┌──

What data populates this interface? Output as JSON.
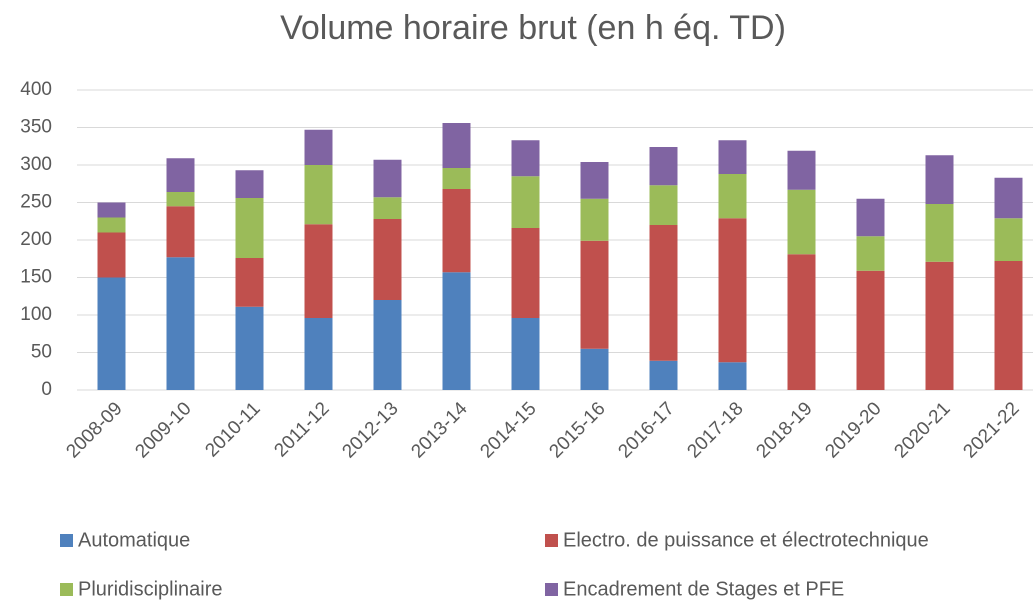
{
  "chart_data": {
    "type": "stacked_bar",
    "title": "Volume horaire brut (en h éq. TD)",
    "categories": [
      "2008-09",
      "2009-10",
      "2010-11",
      "2011-12",
      "2012-13",
      "2013-14",
      "2014-15",
      "2015-16",
      "2016-17",
      "2017-18",
      "2018-19",
      "2019-20",
      "2020-21",
      "2021-22"
    ],
    "series": [
      {
        "name": "Automatique",
        "color": "#4f81bd",
        "values": [
          150,
          177,
          111,
          96,
          120,
          157,
          96,
          55,
          39,
          37,
          0,
          0,
          0,
          0
        ]
      },
      {
        "name": "Electro. de puissance et électrotechnique",
        "color": "#c0504d",
        "values": [
          60,
          68,
          65,
          125,
          108,
          111,
          120,
          144,
          181,
          192,
          181,
          159,
          171,
          172
        ]
      },
      {
        "name": "Pluridisciplinaire",
        "color": "#9bbb59",
        "values": [
          20,
          19,
          80,
          79,
          29,
          28,
          69,
          56,
          53,
          59,
          86,
          46,
          77,
          57
        ]
      },
      {
        "name": "Encadrement de Stages et PFE",
        "color": "#8064a2",
        "values": [
          20,
          45,
          37,
          47,
          50,
          60,
          48,
          49,
          51,
          45,
          52,
          50,
          65,
          54
        ]
      }
    ],
    "ylim": [
      0,
      400
    ],
    "yticks": [
      0,
      50,
      100,
      150,
      200,
      250,
      300,
      350,
      400
    ],
    "grid": true
  }
}
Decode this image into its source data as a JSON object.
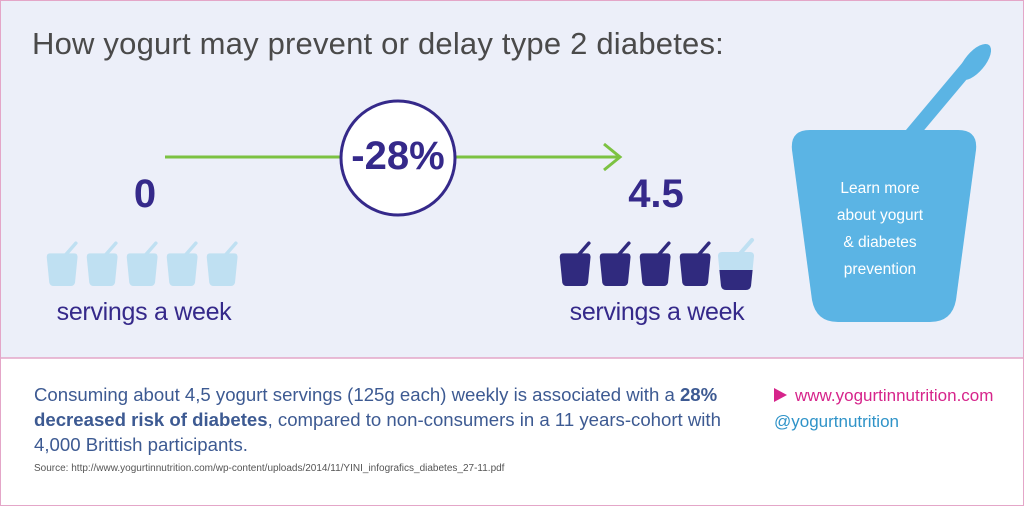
{
  "header": {
    "title": "How yogurt may prevent or delay type 2 diabetes:"
  },
  "before": {
    "number": "0",
    "label": "servings a week"
  },
  "change": "-28%",
  "after": {
    "number": "4.5",
    "label": "servings a week"
  },
  "cta": {
    "lines": [
      "Learn more",
      "about yogurt",
      "& diabetes",
      "prevention"
    ]
  },
  "body": {
    "text_before": "Consuming about 4,5 yogurt servings (125g each) weekly is associated with a ",
    "bold": "28% decreased risk of diabetes",
    "text_after": ", compared to non-consumers in a 11 years-cohort with 4,000 Brittish participants."
  },
  "source": "Source: http://www.yogurtinnutrition.com/wp-content/uploads/2014/11/YINI_infografics_diabetes_27-11.pdf",
  "links": {
    "website": "www.yogurtinnutrition.com",
    "handle": "@yogurtnutrition"
  }
}
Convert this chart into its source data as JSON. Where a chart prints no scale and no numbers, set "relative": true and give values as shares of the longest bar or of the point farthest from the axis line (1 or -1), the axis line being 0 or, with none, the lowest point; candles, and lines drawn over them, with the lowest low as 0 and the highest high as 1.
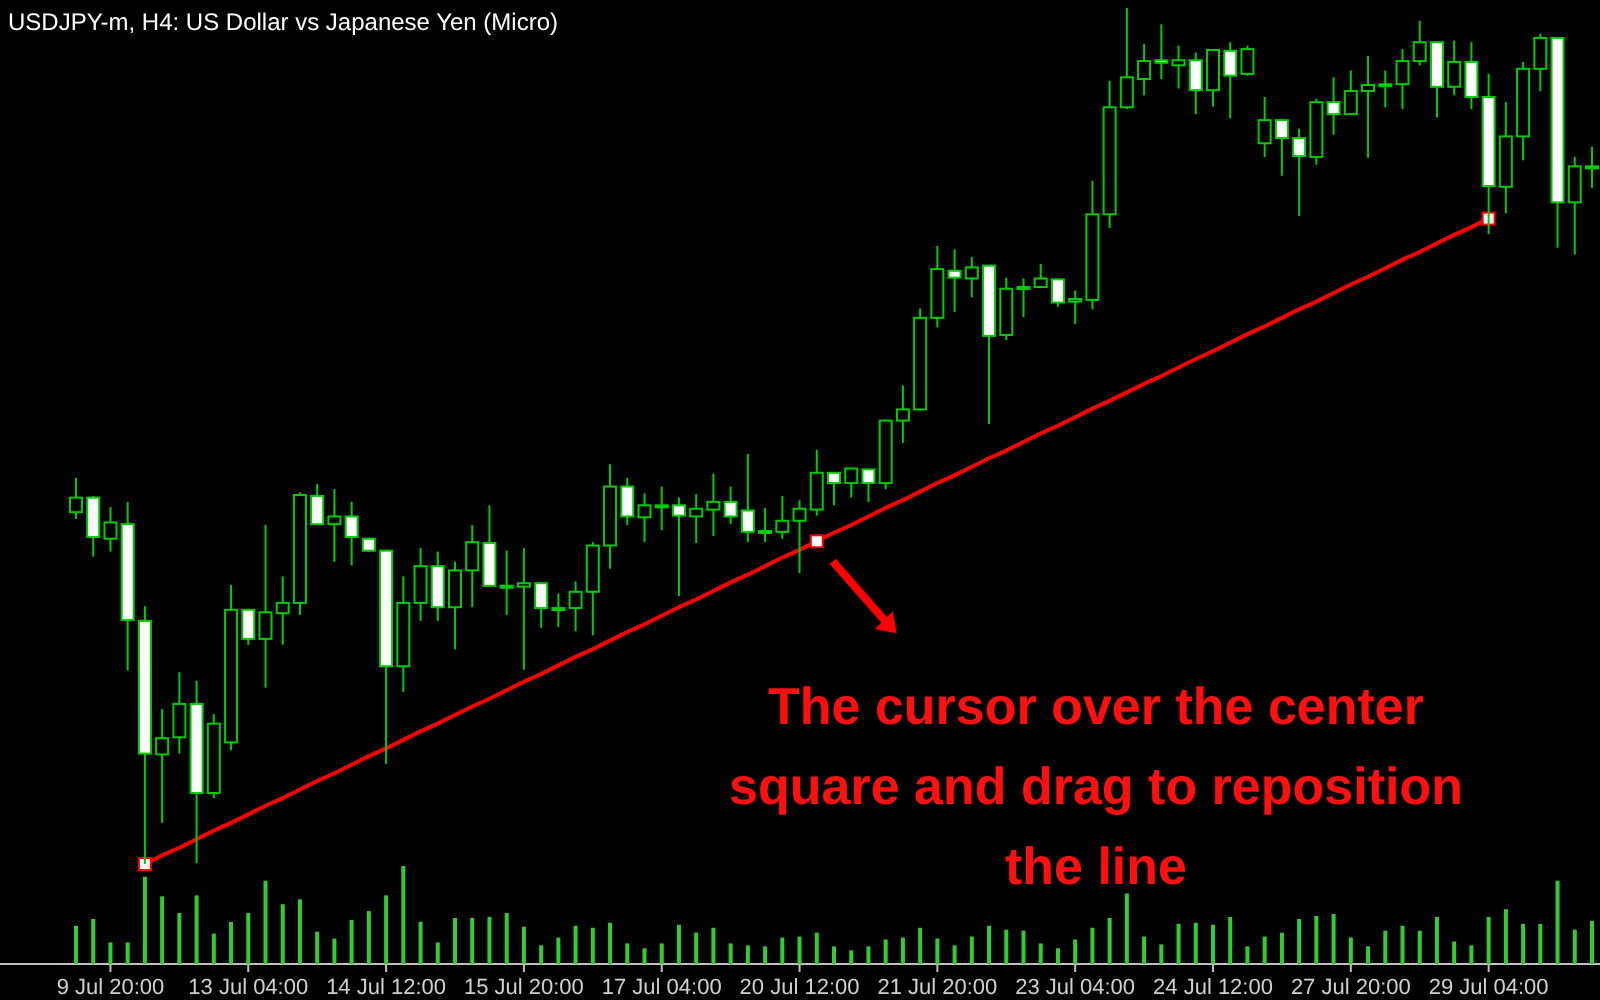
{
  "chart_data": [
    {
      "type": "candlestick",
      "title": "USDJPY-m, H4:  US Dollar vs Japanese Yen (Micro)",
      "relative": true,
      "color": "#00cc00",
      "categories": [
        null,
        null,
        "9 Jul 20:00",
        null,
        null,
        null,
        null,
        null,
        null,
        null,
        "13 Jul 04:00",
        null,
        null,
        null,
        null,
        null,
        null,
        null,
        "14 Jul 12:00",
        null,
        null,
        null,
        null,
        null,
        null,
        null,
        "15 Jul 20:00",
        null,
        null,
        null,
        null,
        null,
        null,
        null,
        "17 Jul 04:00",
        null,
        null,
        null,
        null,
        null,
        null,
        null,
        "20 Jul 12:00",
        null,
        null,
        null,
        null,
        null,
        null,
        null,
        "21 Jul 20:00",
        null,
        null,
        null,
        null,
        null,
        null,
        null,
        "23 Jul 04:00",
        null,
        null,
        null,
        null,
        null,
        null,
        null,
        "24 Jul 12:00",
        null,
        null,
        null,
        null,
        null,
        null,
        null,
        "27 Jul 20:00",
        null,
        null,
        null,
        null,
        null,
        null,
        null,
        "29 Jul 04:00",
        null,
        null,
        null,
        null,
        null,
        null
      ],
      "ohlc": [
        [
          0.411,
          0.451,
          0.403,
          0.428
        ],
        [
          0.428,
          0.43,
          0.359,
          0.382
        ],
        [
          0.38,
          0.417,
          0.365,
          0.399
        ],
        [
          0.397,
          0.423,
          0.226,
          0.285
        ],
        [
          0.284,
          0.301,
          0,
          0.129
        ],
        [
          0.128,
          0.181,
          0.048,
          0.147
        ],
        [
          0.148,
          0.224,
          0.129,
          0.187
        ],
        [
          0.187,
          0.214,
          0.001,
          0.083
        ],
        [
          0.083,
          0.175,
          0.077,
          0.164
        ],
        [
          0.142,
          0.326,
          0.133,
          0.297
        ],
        [
          0.297,
          0.298,
          0.256,
          0.263
        ],
        [
          0.263,
          0.396,
          0.206,
          0.294
        ],
        [
          0.293,
          0.336,
          0.256,
          0.305
        ],
        [
          0.305,
          0.434,
          0.291,
          0.431
        ],
        [
          0.43,
          0.444,
          0.396,
          0.397
        ],
        [
          0.397,
          0.438,
          0.353,
          0.406
        ],
        [
          0.406,
          0.423,
          0.349,
          0.382
        ],
        [
          0.38,
          0.381,
          0.365,
          0.366
        ],
        [
          0.366,
          0.367,
          0.117,
          0.231
        ],
        [
          0.231,
          0.336,
          0.201,
          0.305
        ],
        [
          0.305,
          0.369,
          0.284,
          0.348
        ],
        [
          0.348,
          0.365,
          0.284,
          0.3
        ],
        [
          0.3,
          0.353,
          0.251,
          0.343
        ],
        [
          0.343,
          0.396,
          0.3,
          0.376
        ],
        [
          0.375,
          0.419,
          0.324,
          0.325
        ],
        [
          0.325,
          0.366,
          0.291,
          0.325
        ],
        [
          0.324,
          0.369,
          0.227,
          0.328
        ],
        [
          0.328,
          0.329,
          0.276,
          0.299
        ],
        [
          0.299,
          0.316,
          0.277,
          0.299
        ],
        [
          0.299,
          0.33,
          0.272,
          0.318
        ],
        [
          0.318,
          0.376,
          0.267,
          0.372
        ],
        [
          0.372,
          0.467,
          0.345,
          0.441
        ],
        [
          0.441,
          0.451,
          0.396,
          0.406
        ],
        [
          0.405,
          0.433,
          0.376,
          0.419
        ],
        [
          0.419,
          0.441,
          0.39,
          0.419
        ],
        [
          0.419,
          0.428,
          0.313,
          0.407
        ],
        [
          0.406,
          0.432,
          0.375,
          0.415
        ],
        [
          0.414,
          0.456,
          0.383,
          0.423
        ],
        [
          0.423,
          0.441,
          0.397,
          0.406
        ],
        [
          0.413,
          0.479,
          0.376,
          0.388
        ],
        [
          0.389,
          0.416,
          0.376,
          0.389
        ],
        [
          0.388,
          0.43,
          0.38,
          0.401
        ],
        [
          0.401,
          0.425,
          0.34,
          0.415
        ],
        [
          0.414,
          0.484,
          0.407,
          0.457
        ],
        [
          0.457,
          0.458,
          0.419,
          0.445
        ],
        [
          0.445,
          0.463,
          0.428,
          0.462
        ],
        [
          0.461,
          0.462,
          0.423,
          0.445
        ],
        [
          0.445,
          0.519,
          0.438,
          0.518
        ],
        [
          0.518,
          0.559,
          0.492,
          0.531
        ],
        [
          0.531,
          0.649,
          0.53,
          0.638
        ],
        [
          0.638,
          0.722,
          0.627,
          0.695
        ],
        [
          0.693,
          0.718,
          0.645,
          0.685
        ],
        [
          0.684,
          0.709,
          0.662,
          0.697
        ],
        [
          0.699,
          0.7,
          0.514,
          0.617
        ],
        [
          0.618,
          0.685,
          0.612,
          0.672
        ],
        [
          0.674,
          0.684,
          0.639,
          0.674
        ],
        [
          0.674,
          0.701,
          0.673,
          0.684
        ],
        [
          0.683,
          0.684,
          0.651,
          0.656
        ],
        [
          0.657,
          0.67,
          0.631,
          0.66
        ],
        [
          0.659,
          0.798,
          0.648,
          0.759
        ],
        [
          0.759,
          0.915,
          0.743,
          0.884
        ],
        [
          0.884,
          1,
          0.882,
          0.919
        ],
        [
          0.917,
          0.958,
          0.898,
          0.938
        ],
        [
          0.939,
          0.981,
          0.917,
          0.936
        ],
        [
          0.933,
          0.956,
          0.906,
          0.939
        ],
        [
          0.939,
          0.948,
          0.876,
          0.904
        ],
        [
          0.904,
          0.952,
          0.885,
          0.951
        ],
        [
          0.95,
          0.96,
          0.871,
          0.921
        ],
        [
          0.923,
          0.956,
          0.921,
          0.952
        ],
        [
          0.842,
          0.896,
          0.826,
          0.869
        ],
        [
          0.869,
          0.87,
          0.804,
          0.848
        ],
        [
          0.848,
          0.859,
          0.757,
          0.827
        ],
        [
          0.826,
          0.894,
          0.817,
          0.89
        ],
        [
          0.89,
          0.919,
          0.852,
          0.876
        ],
        [
          0.876,
          0.927,
          0.875,
          0.903
        ],
        [
          0.903,
          0.944,
          0.825,
          0.91
        ],
        [
          0.911,
          0.927,
          0.884,
          0.911
        ],
        [
          0.911,
          0.952,
          0.882,
          0.938
        ],
        [
          0.938,
          0.985,
          0.933,
          0.96
        ],
        [
          0.96,
          0.961,
          0.872,
          0.908
        ],
        [
          0.908,
          0.962,
          0.898,
          0.937
        ],
        [
          0.937,
          0.96,
          0.882,
          0.896
        ],
        [
          0.896,
          0.923,
          0.736,
          0.792
        ],
        [
          0.791,
          0.89,
          0.76,
          0.85
        ],
        [
          0.85,
          0.937,
          0.822,
          0.929
        ],
        [
          0.929,
          0.97,
          0.903,
          0.965
        ],
        [
          0.965,
          0.966,
          0.72,
          0.773
        ],
        [
          0.773,
          0.826,
          0.712,
          0.815
        ],
        [
          0.815,
          0.838,
          0.79,
          0.815
        ]
      ],
      "series": [
        {
          "type": "line",
          "color": "#ff0000",
          "values": [
            null,
            null,
            null,
            null,
            0,
            0.01,
            0.019,
            0.029,
            0.039,
            0.048,
            0.058,
            0.068,
            0.077,
            0.087,
            0.097,
            0.106,
            0.116,
            0.126,
            0.135,
            0.145,
            0.155,
            0.164,
            0.174,
            0.184,
            0.193,
            0.203,
            0.213,
            0.222,
            0.232,
            0.242,
            0.251,
            0.261,
            0.271,
            0.28,
            0.29,
            0.3,
            0.309,
            0.319,
            0.329,
            0.338,
            0.348,
            0.358,
            0.367,
            0.377,
            0.387,
            0.396,
            0.406,
            0.416,
            0.425,
            0.435,
            0.445,
            0.454,
            0.464,
            0.474,
            0.483,
            0.493,
            0.503,
            0.512,
            0.522,
            0.532,
            0.541,
            0.551,
            0.561,
            0.57,
            0.58,
            0.59,
            0.599,
            0.609,
            0.619,
            0.628,
            0.638,
            0.648,
            0.657,
            0.667,
            0.677,
            0.686,
            0.696,
            0.706,
            0.715,
            0.725,
            0.735,
            0.744,
            0.754,
            null,
            null,
            null,
            null,
            null,
            null
          ]
        }
      ],
      "annotations": [
        "The cursor over the center square and drag to reposition the line"
      ]
    },
    {
      "type": "bar",
      "relative": true,
      "color": "#33cc33",
      "categories": [
        null,
        null,
        null,
        null,
        null,
        null,
        null,
        null,
        null,
        null,
        null,
        null,
        null,
        null,
        null,
        null,
        null,
        null,
        null,
        null,
        null,
        null,
        null,
        null,
        null,
        null,
        null,
        null,
        null,
        null,
        null,
        null,
        null,
        null,
        null,
        null,
        null,
        null,
        null,
        null,
        null,
        null,
        null,
        null,
        null,
        null,
        null,
        null,
        null,
        null,
        null,
        null,
        null,
        null,
        null,
        null,
        null,
        null,
        null,
        null,
        null,
        null,
        null,
        null,
        null,
        null,
        null,
        null,
        null,
        null,
        null,
        null,
        null,
        null,
        null,
        null,
        null,
        null,
        null,
        null,
        null,
        null,
        null,
        null,
        null,
        null,
        null,
        null,
        null
      ],
      "values": [
        0.39,
        0.46,
        0.22,
        0.22,
        0.89,
        0.69,
        0.52,
        0.7,
        0.31,
        0.43,
        0.52,
        0.85,
        0.61,
        0.66,
        0.33,
        0.26,
        0.45,
        0.54,
        0.7,
        1,
        0.43,
        0.22,
        0.47,
        0.47,
        0.48,
        0.52,
        0.38,
        0.19,
        0.27,
        0.39,
        0.37,
        0.42,
        0.21,
        0.16,
        0.21,
        0.4,
        0.32,
        0.37,
        0.21,
        0.19,
        0.18,
        0.27,
        0.28,
        0.32,
        0.18,
        0.14,
        0.18,
        0.25,
        0.27,
        0.37,
        0.26,
        0.19,
        0.28,
        0.39,
        0.35,
        0.34,
        0.21,
        0.16,
        0.25,
        0.37,
        0.47,
        0.72,
        0.28,
        0.2,
        0.41,
        0.42,
        0.4,
        0.48,
        0.18,
        0.28,
        0.32,
        0.46,
        0.49,
        0.51,
        0.27,
        0.18,
        0.34,
        0.39,
        0.34,
        0.48,
        0.23,
        0.19,
        0.48,
        0.56,
        0.41,
        0.41,
        0.85,
        0.35,
        0.44
      ]
    }
  ]
}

└──

• **Instruction**
Show every line from the entries above in which "lines" appears.

• **Answer to the exercise**
    "lines": [
Convert this chart into its source data as JSON. Where a chart prints no scale and no numbers, set "relative": true and give values as shares of the longest bar or of the point farthest from the axis line (1 or -1), the axis line being 0 or, with none, the lowest point; candles, and lines drawn over them, with the lowest low as 0 and the highest high as 1.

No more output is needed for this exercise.